**演習問題**:
- a) 以下の小惑星「2024 YR4」の記事から、「NASAの最新の分析では、衝」を含む箇所で始まり「い2.8%と見積もっている。」の後で終わる部分を、一字一句違えずに書き写してください。
- b) 以下の小惑星「2024 YR4」の記事によると、天文学者らはこの小惑星の直径をどのくらいと推定していますか。
- c) 以下の小惑星「2024 YR4」の記事を、最後の文の後から書き継いでください。

───── 本文抜粋

2025年1月27日にニューメキシコ工科大学のマグダレナリッジ2.4m望遠鏡で観測された「小惑星2024 YR4」。米航空宇宙局(NASA)提供(2025年1月31日提供)。(c)AFP PHOTO / NASA/MAGDALENA RIDGE 2.4M TELESCOPE/NEW MEXICO INSTITUTE OF TECHNOLOGY/RYAN
【AFP=時事】米航空宇宙局(NASA)が18日に公表したデータによると、一つの都市全体に甚大な被害をもたらし得る「シティー・キラー」に分類される小惑星「2024 YR4」が、2032年に地球に衝突する確率が3.2%となり、現在の予測において最も脅威的な宇宙の岩石となった。
地球への衝突確率は高まっているものの、専門家らは過度な警戒は不要としている。世界の天文学界は状況を注意深く観察しており、ジェームズ・ウェッブ宇宙望遠鏡でも来月「2024 YR4」を観測する予定だ。
NPO「惑星協会」の主任研究員であるブルース・ベッツ氏はAFPに対し、天文学者がデータを収集するにつれて確率は一時的に上昇するが、その後急速にゼロへと下がる可能性が高いとの見解を示した。
「2024 YR4」は昨年12月27日、南米チリのエル・サウセ天文台によって発見された。天文学者らは「2024 YR4」の明るさから、直径を40~90メートルと推定している。光学的特性の分析によると、この小惑星は希少な金属が豊富なものではなく、比較的一般的な組成であることが示唆されている。
地球に衝突する恐れのある天体を観測する国際的な機関で構成される「国際小惑星警報ネットワーク(IAWN)」は1月29日、「2024 YR4」の衝突確率が1%を超えたことを警告する通知を発表した。それ以来、確率は変動しているものの、上昇傾向が続いている。
NASAの最新の分析では、衝突確率は3.1%で、衝突が予測されるのは2032年12月22日となっている。これは約32分の1の確率に相当し、コイントスで5回連続して結果を当てるのと同じ確率だ。
30メートルを超える小惑星がこれほど大きなリスクをもたらしたのは、2004年の「アポフィス」以来となる。アポフィスは一時、2029年に地球へ衝突する可能性が2.7%とされていたが、その後の追加観測によって衝突の可能性は否定された。
欧州宇宙機関(ESA)惑星防衛局のリヒャルト・モイスル局長は、今回の衝突確率がアポフィスを上回ることを「歴史的」だと述べた。ただし、ESAは「2024 YR4」の衝突確率をNASAよりわずかに低い2.8%と見積もっている。
モイスル氏は「これは非常にまれな事象だ」とした上で、「現時点では危機とは言えない。これはダイナソー(恐竜)・キラーでもプラネット(惑星)・キラーでもない。被害が及ぶとしても、最大で都市一つの範囲にとどまる」と指摘した。

──────────
───── 提供資料

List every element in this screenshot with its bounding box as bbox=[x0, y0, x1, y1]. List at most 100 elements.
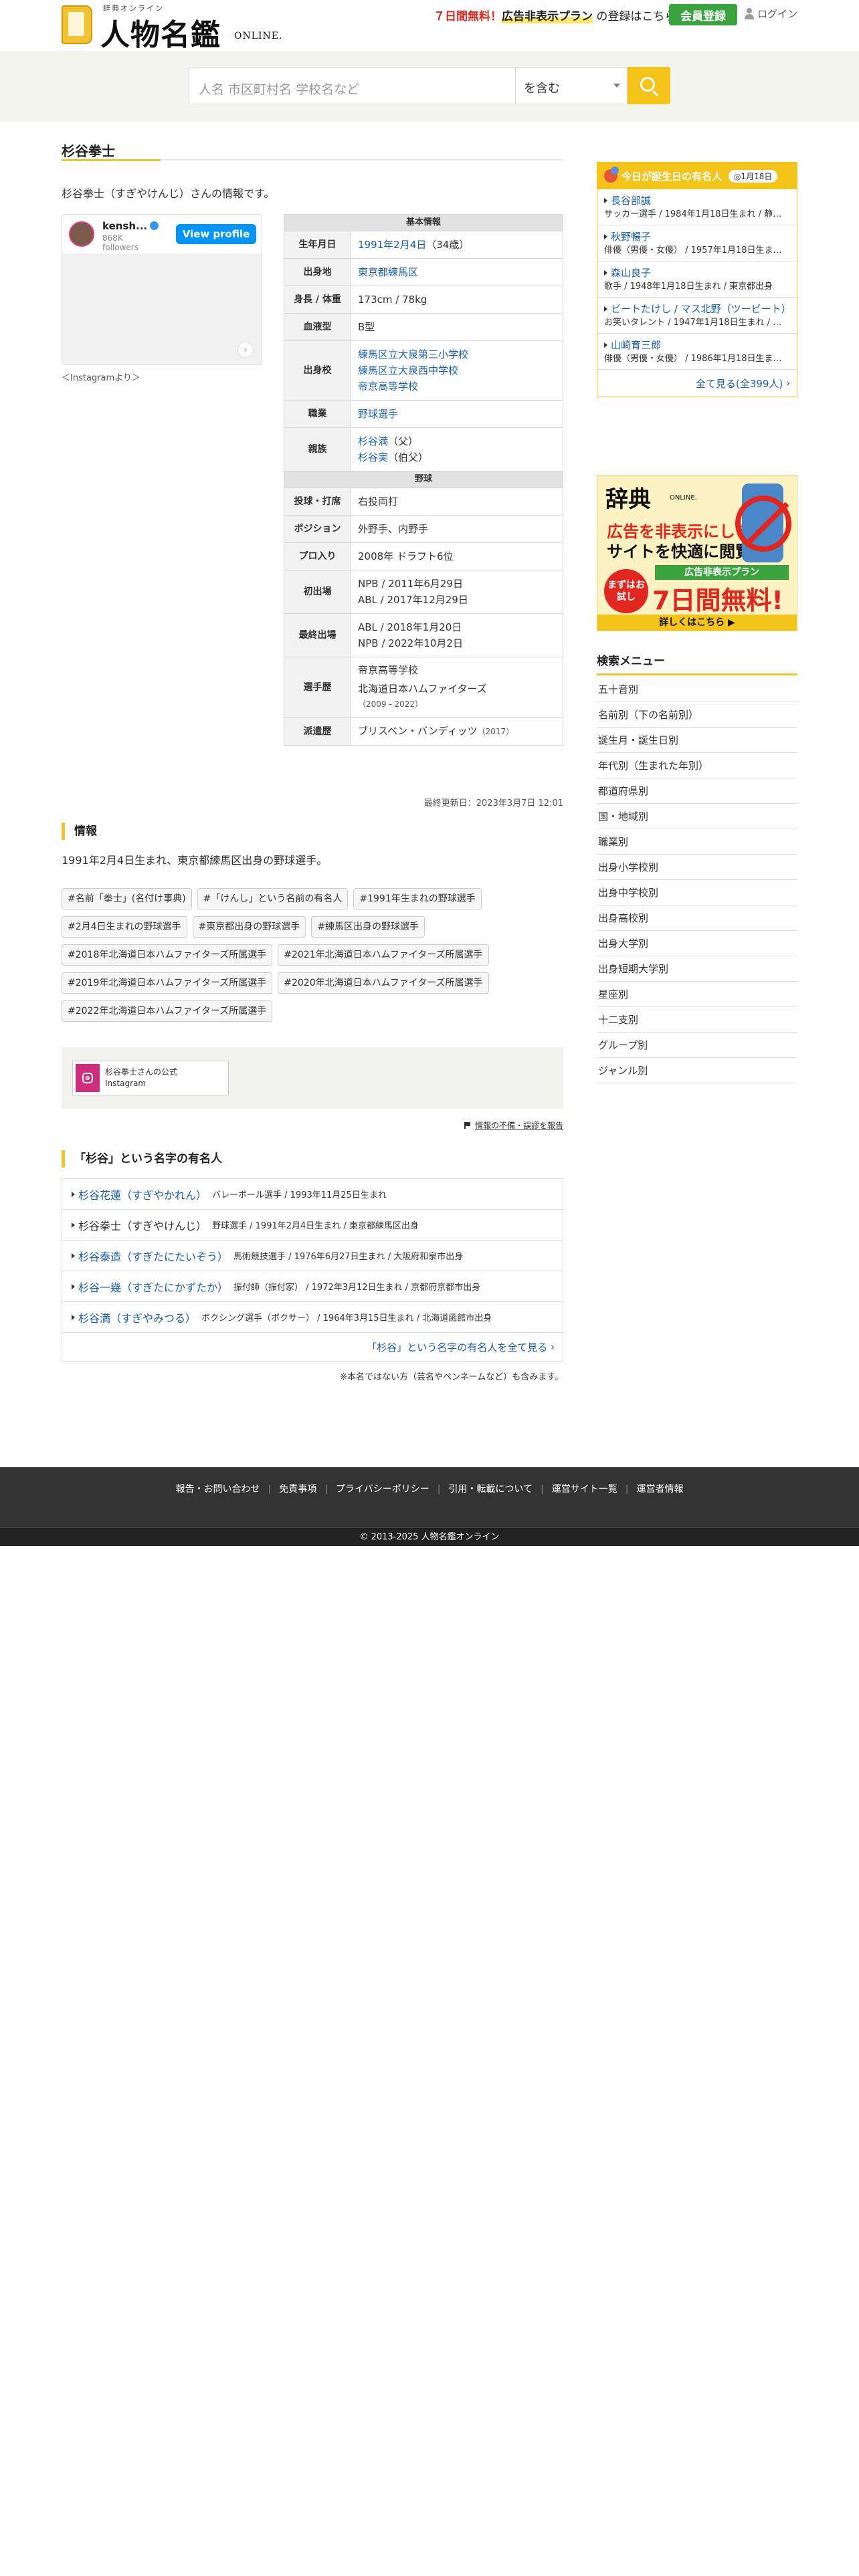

──────────

**解答一覧**:
- a)
NASAの最新の分析では、衝突確率は3.1%で、衝突が予測されるのは2032年12月22日となっている。これは約32分の1の確率に相当し、コイントスで5回連続して結果を当てるのと同じ確率だ。
30メートルを超える小惑星がこれほど大きなリスクをもたらしたのは、2004年の「アポフィス」以来となる。アポフィスは一時、2029年に地球へ衝突する可能性が2.7%とされていたが、その後の追加観測によって衝突の可能性は否定された。
欧州宇宙機関(ESA)惑星防衛局のリヒャルト・モイスル局長は、今回の衝突確率がアポフィスを上回ることを「歴史的」だと述べた。ただし、ESAは「2024 YR4」の衝突確率をNASAよりわずかに低い2.8%と見積もっている。

- b) 40~90メートルと推定しています。

- c)
惑星協会のベッツ氏によれば、ジェームズ・ウェッブ宇宙望遠鏡の観測データが、「2024 YR4」の軌道をより深く理解する鍵となる。「ウェッブは非常に暗い天体も観測することができる」と同氏は述べた。
「2024 YR4」は現在、木星に向かっており、次に地球へ接近するのは2028年となるため、ウェッブの能力が重要になるという。
モイスル氏によると、衝突確率が10%を超えた場合、IAWNは正式な警告を発し、潜在的な脅威にさらされる国連加盟国に対し、防衛対策に着手するよう勧告する。
6600万年前に恐竜を絶滅させた直径10キロの小惑星とは異なり、「2024 YR4」は「シティー・キラー」に分類されている。地球規模の大惨事を引き起こすことはないが、それでも大きな破壊をもたらす可能性がある。
壊滅的な被害をもたらす要因は、その大きさではなく、衝突時に時速約6万4000キロに達すると想定される速度だ。地球の大気圏に突入した場合、最も可能性が高いシナリオは空中爆発である。その爆発力はTNT火薬換算で8メガトン、広島型原爆の500倍以上に相当する。
しかし、もし「2024 YR4」のサイズが推定値の上限に近い場合、地表に衝突し、クレーターが形成される可能性も否定できないとベッツ氏は指摘する。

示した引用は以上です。